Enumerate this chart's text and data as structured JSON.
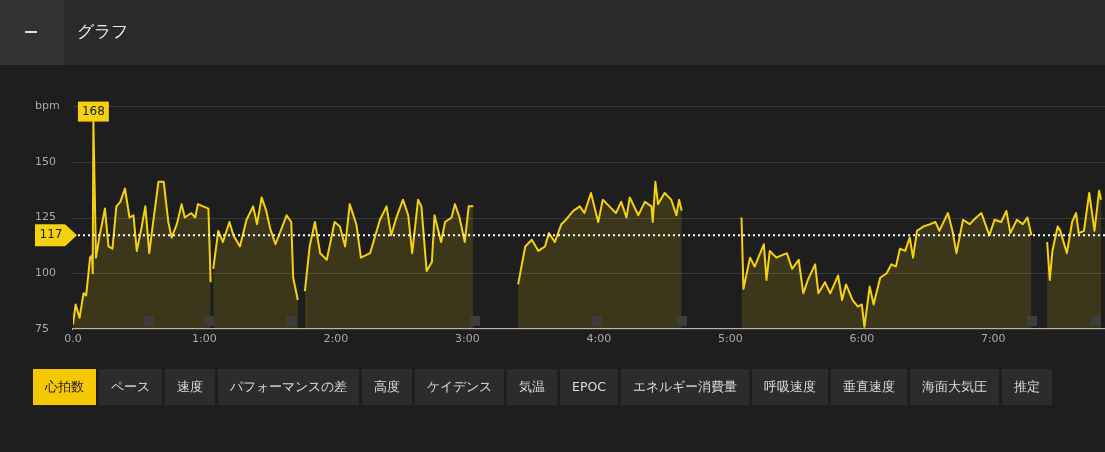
{
  "chart_data": {
    "type": "area",
    "title": "グラフ",
    "ylabel": "bpm",
    "x": [
      0,
      0.02,
      0.05,
      0.08,
      0.1,
      0.13,
      0.145,
      0.15,
      0.155,
      0.175,
      0.2,
      0.243,
      0.27,
      0.3,
      0.33,
      0.36,
      0.395,
      0.43,
      0.46,
      0.485,
      0.52,
      0.55,
      0.58,
      0.61,
      0.65,
      0.69,
      0.725,
      0.75,
      0.79,
      0.826,
      0.85,
      0.9,
      0.93,
      0.95,
      1.03,
      1.047,
      1.056,
      1.067,
      1.105,
      1.14,
      1.19,
      1.22,
      1.27,
      1.32,
      1.37,
      1.4,
      1.435,
      1.47,
      1.5,
      1.54,
      1.625,
      1.66,
      1.675,
      1.71,
      1.74,
      1.764,
      1.8,
      1.84,
      1.88,
      1.93,
      1.99,
      2.03,
      2.07,
      2.105,
      2.155,
      2.19,
      2.26,
      2.335,
      2.385,
      2.42,
      2.46,
      2.51,
      2.55,
      2.58,
      2.625,
      2.65,
      2.69,
      2.73,
      2.75,
      2.8,
      2.83,
      2.88,
      2.905,
      2.94,
      2.98,
      3.01,
      3.045,
      3.2,
      3.386,
      3.44,
      3.49,
      3.54,
      3.59,
      3.62,
      3.665,
      3.715,
      3.75,
      3.805,
      3.855,
      3.89,
      3.94,
      3.995,
      4.03,
      4.08,
      4.13,
      4.17,
      4.21,
      4.235,
      4.3,
      4.35,
      4.4,
      4.41,
      4.43,
      4.45,
      4.5,
      4.55,
      4.59,
      4.61,
      4.63,
      4.85,
      5.085,
      5.1,
      5.15,
      5.185,
      5.255,
      5.275,
      5.3,
      5.35,
      5.43,
      5.47,
      5.52,
      5.555,
      5.59,
      5.645,
      5.67,
      5.72,
      5.76,
      5.82,
      5.85,
      5.88,
      5.93,
      5.97,
      6.0,
      6.02,
      6.06,
      6.09,
      6.14,
      6.19,
      6.225,
      6.26,
      6.29,
      6.33,
      6.365,
      6.39,
      6.42,
      6.47,
      6.52,
      6.56,
      6.59,
      6.655,
      6.69,
      6.72,
      6.77,
      6.82,
      6.87,
      6.91,
      6.97,
      7.01,
      7.06,
      7.1,
      7.13,
      7.18,
      7.225,
      7.26,
      7.29,
      7.35,
      7.41,
      7.43,
      7.45,
      7.49,
      7.51,
      7.56,
      7.6,
      7.63,
      7.65,
      7.69,
      7.73,
      7.77,
      7.805,
      7.82
    ],
    "series": [
      {
        "color": "#f5d10f",
        "values": [
          77,
          86,
          80,
          91,
          90,
          107,
          108,
          100,
          168,
          107,
          116,
          129,
          112,
          111,
          130,
          132,
          138,
          125,
          126,
          110,
          120,
          130,
          109,
          123,
          141,
          141,
          123,
          116,
          122,
          131,
          125,
          127,
          125,
          131,
          129,
          96,
          null,
          102,
          119,
          114,
          123,
          117,
          112,
          124,
          130,
          122,
          134,
          128,
          120,
          113,
          126,
          123,
          98,
          88,
          null,
          92,
          112,
          123,
          109,
          106,
          123,
          121,
          112,
          131,
          122,
          107,
          109,
          124,
          130,
          117,
          125,
          133,
          126,
          109,
          133,
          130,
          101,
          105,
          126,
          114,
          123,
          125,
          131,
          125,
          114,
          130,
          130,
          null,
          95,
          112,
          115,
          110,
          112,
          118,
          114,
          122,
          124,
          128,
          130,
          127,
          136,
          123,
          133,
          130,
          127,
          132,
          125,
          134,
          126,
          132,
          130,
          123,
          141,
          131,
          136,
          133,
          126,
          133,
          128,
          null,
          125,
          93,
          107,
          103,
          113,
          97,
          110,
          107,
          109,
          102,
          106,
          91,
          97,
          104,
          91,
          96,
          91,
          99,
          88,
          95,
          88,
          85,
          86,
          76,
          94,
          86,
          98,
          100,
          104,
          103,
          111,
          110,
          116,
          107,
          119,
          121,
          122,
          123,
          119,
          127,
          119,
          109,
          124,
          122,
          125,
          127,
          117,
          124,
          123,
          128,
          118,
          124,
          122,
          125,
          117,
          null,
          114,
          97,
          110,
          121,
          119,
          109,
          123,
          127,
          118,
          119,
          136,
          119,
          137,
          133
        ]
      }
    ],
    "xlim": [
      0,
      7.85
    ],
    "xticks": [
      {
        "value": 0,
        "label": "0.0"
      },
      {
        "value": 1,
        "label": "1:00"
      },
      {
        "value": 2,
        "label": "2:00"
      },
      {
        "value": 3,
        "label": "3:00"
      },
      {
        "value": 4,
        "label": "4:00"
      },
      {
        "value": 5,
        "label": "5:00"
      },
      {
        "value": 6,
        "label": "6:00"
      },
      {
        "value": 7,
        "label": "7:00"
      }
    ],
    "ylim": [
      75,
      175
    ],
    "yticks": [
      75,
      100,
      125,
      150,
      {
        "value": 175,
        "label": null
      }
    ],
    "grid": "y",
    "marker": "none",
    "line_style": "solid",
    "ref_lines": [
      {
        "axis": "y",
        "value": 117,
        "label": "117",
        "color": "#ffffff",
        "line_style": "dotted"
      }
    ],
    "annotations": [
      {
        "text": "168",
        "x": 0.155,
        "y": 168
      },
      "心拍数",
      "ペース",
      "速度",
      "パフォーマンスの差",
      "高度",
      "ケイデンス",
      "気温",
      "EPOC",
      "エネルギー消費量",
      "呼吸速度",
      "垂直速度",
      "海面大気圧",
      "推定"
    ]
  }
}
# # # #
DIRECTION:
Pull out each line containing the word "text" and copy it.

WORKED ANSWER:
Enumerate this chart's text and data as structured JSON.
        "text": "168",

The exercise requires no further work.